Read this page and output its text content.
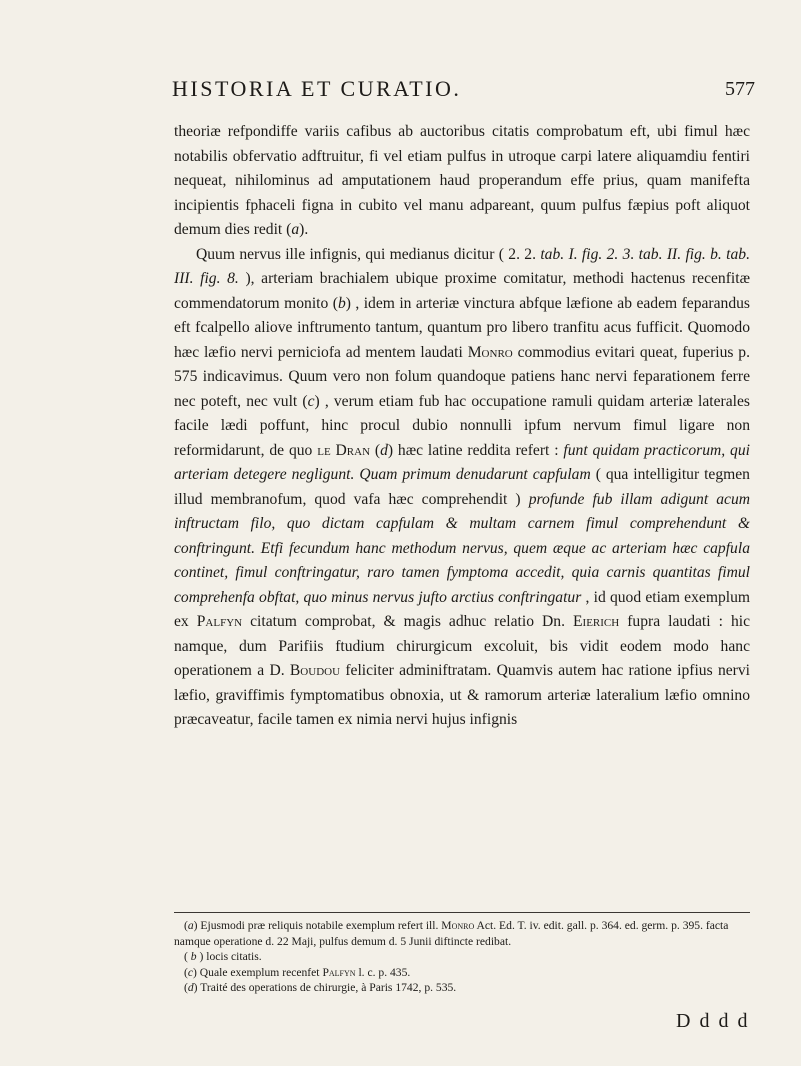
HISTORIA ET CURATIO.	577

theoriæ refpondiffe variis cafibus ab auctoribus citatis comprobatum eft, ubi fimul hæc notabilis obfervatio adftruitur, fi vel etiam pulfus in utroque carpi latere aliquamdiu fentiri nequeat, nihilominus ad amputationem haud properandum effe prius, quam manifefta incipientis fphaceli figna in cubito vel manu adpareant, quum pulfus fæpius poft aliquot demum dies redit (a).

Quum nervus ille infignis, qui medianus dicitur ( 2. 2. tab. I. fig. 2. 3. tab. II. fig. b. tab. III. fig. 8. ), arteriam brachialem ubique proxime comitatur, methodi hactenus recenfitæ commendatorum monito (b) , idem in arteriæ vinctura abfque læfione ab eadem feparandus eft fcalpello aliove inftrumento tantum, quantum pro libero tranfitu acus fufficit. Quomodo hæc læfio nervi perniciofa ad mentem laudati Monro commodius evitari queat, fuperius p. 575 indicavimus. Quum vero non folum quandoque patiens hanc nervi feparationem ferre nec poteft, nec vult (c) , verum etiam fub hac occupatione ramuli quidam arteriæ laterales facile lædi poffunt, hinc procul dubio nonnulli ipfum nervum fimul ligare non reformidarunt, de quo le Dran (d) hæc latine reddita refert : funt quidam practicorum, qui arteriam detegere negligunt. Quam primum denudarunt capfulam ( qua intelligitur tegmen illud membranofum, quod vafa hæc comprehendit ) profunde fub illam adigunt acum inftructam filo, quo dictam capfulam & multam carnem fimul comprehendunt & conftringunt. Etfi fecundum hanc methodum nervus, quem æque ac arteriam hæc capfula continet, fimul conftringatur, raro tamen fymptoma accedit, quia carnis quantitas fimul comprehenfa obftat, quo minus nervus jufto arctius conftringatur , id quod etiam exemplum ex Palfyn citatum comprobat, & magis adhuc relatio Dn. Eierich fupra laudati : hic namque, dum Parifiis ftudium chirurgicum excoluit, bis vidit eodem modo hanc operationem a D. Boudou feliciter adminiftratam. Quamvis autem hac ratione ipfius nervi læfio, graviffimis fymptomatibus obnoxia, ut & ramorum arteriæ lateralium læfio omnino præcaveatur, facile tamen ex nimia nervi hujus infignis

(a) Ejusmodi præ reliquis notabile exemplum refert ill. Monro Act. Ed. T. iv. edit. gall. p. 364. ed. germ. p. 395. facta namque operatione d. 22 Maji, pulfus demum d. 5 Junii diftincte redibat.

( b ) locis citatis.

(c) Quale exemplum recenfet Palfyn l. c. p. 435.

(d) Traité des operations de chirurgie, à Paris 1742, p. 535.

D d d d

**Do this**.
Exact duplication of all the records is required; pictures are omitted from the copy.

**Complete output**.
Read this page and output its text content.
HISTORIA ET CURATIO.	577

theoriæ refpondiffe variis cafibus ab auctoribus citatis comprobatum eft, ubi fimul hæc notabilis obfervatio adftruitur, fi vel etiam pulfus in utroque carpi latere aliquamdiu fentiri nequeat, nihilominus ad amputationem haud properandum effe prius, quam manifefta incipientis fphaceli figna in cubito vel manu adpareant, quum pulfus fæpius poft aliquot demum dies redit (a).

Quum nervus ille infignis, qui medianus dicitur ( 2. 2. tab. I. fig. 2. 3. tab. II. fig. b. tab. III. fig. 8. ), arteriam brachialem ubique proxime comitatur, methodi hactenus recenfitæ commendatorum monito (b) , idem in arteriæ vinctura abfque læfione ab eadem feparandus eft fcalpello aliove inftrumento tantum, quantum pro libero tranfitu acus fufficit. Quomodo hæc læfio nervi perniciofa ad mentem laudati Monro commodius evitari queat, fuperius p. 575 indicavimus. Quum vero non folum quandoque patiens hanc nervi feparationem ferre nec poteft, nec vult (c) , verum etiam fub hac occupatione ramuli quidam arteriæ laterales facile lædi poffunt, hinc procul dubio nonnulli ipfum nervum fimul ligare non reformidarunt, de quo le Dran (d) hæc latine reddita refert : funt quidam practicorum, qui arteriam detegere negligunt. Quam primum denudarunt capfulam ( qua intelligitur tegmen illud membranofum, quod vafa hæc comprehendit ) profunde fub illam adigunt acum inftructam filo, quo dictam capfulam & multam carnem fimul comprehendunt & conftringunt. Etfi fecundum hanc methodum nervus, quem æque ac arteriam hæc capfula continet, fimul conftringatur, raro tamen fymptoma accedit, quia carnis quantitas fimul comprehenfa obftat, quo minus nervus jufto arctius conftringatur , id quod etiam exemplum ex Palfyn citatum comprobat, & magis adhuc relatio Dn. Eierich fupra laudati : hic namque, dum Parifiis ftudium chirurgicum excoluit, bis vidit eodem modo hanc operationem a D. Boudou feliciter adminiftratam. Quamvis autem hac ratione ipfius nervi læfio, graviffimis fymptomatibus obnoxia, ut & ramorum arteriæ lateralium læfio omnino præcaveatur, facile tamen ex nimia nervi hujus infignis

(a) Ejusmodi præ reliquis notabile exemplum refert ill. Monro Act. Ed. T. iv. edit. gall. p. 364. ed. germ. p. 395. facta namque operatione d. 22 Maji, pulfus demum d. 5 Junii diftincte redibat.

( b ) locis citatis.

(c) Quale exemplum recenfet Palfyn l. c. p. 435.

(d) Traité des operations de chirurgie, à Paris 1742, p. 535.

D d d d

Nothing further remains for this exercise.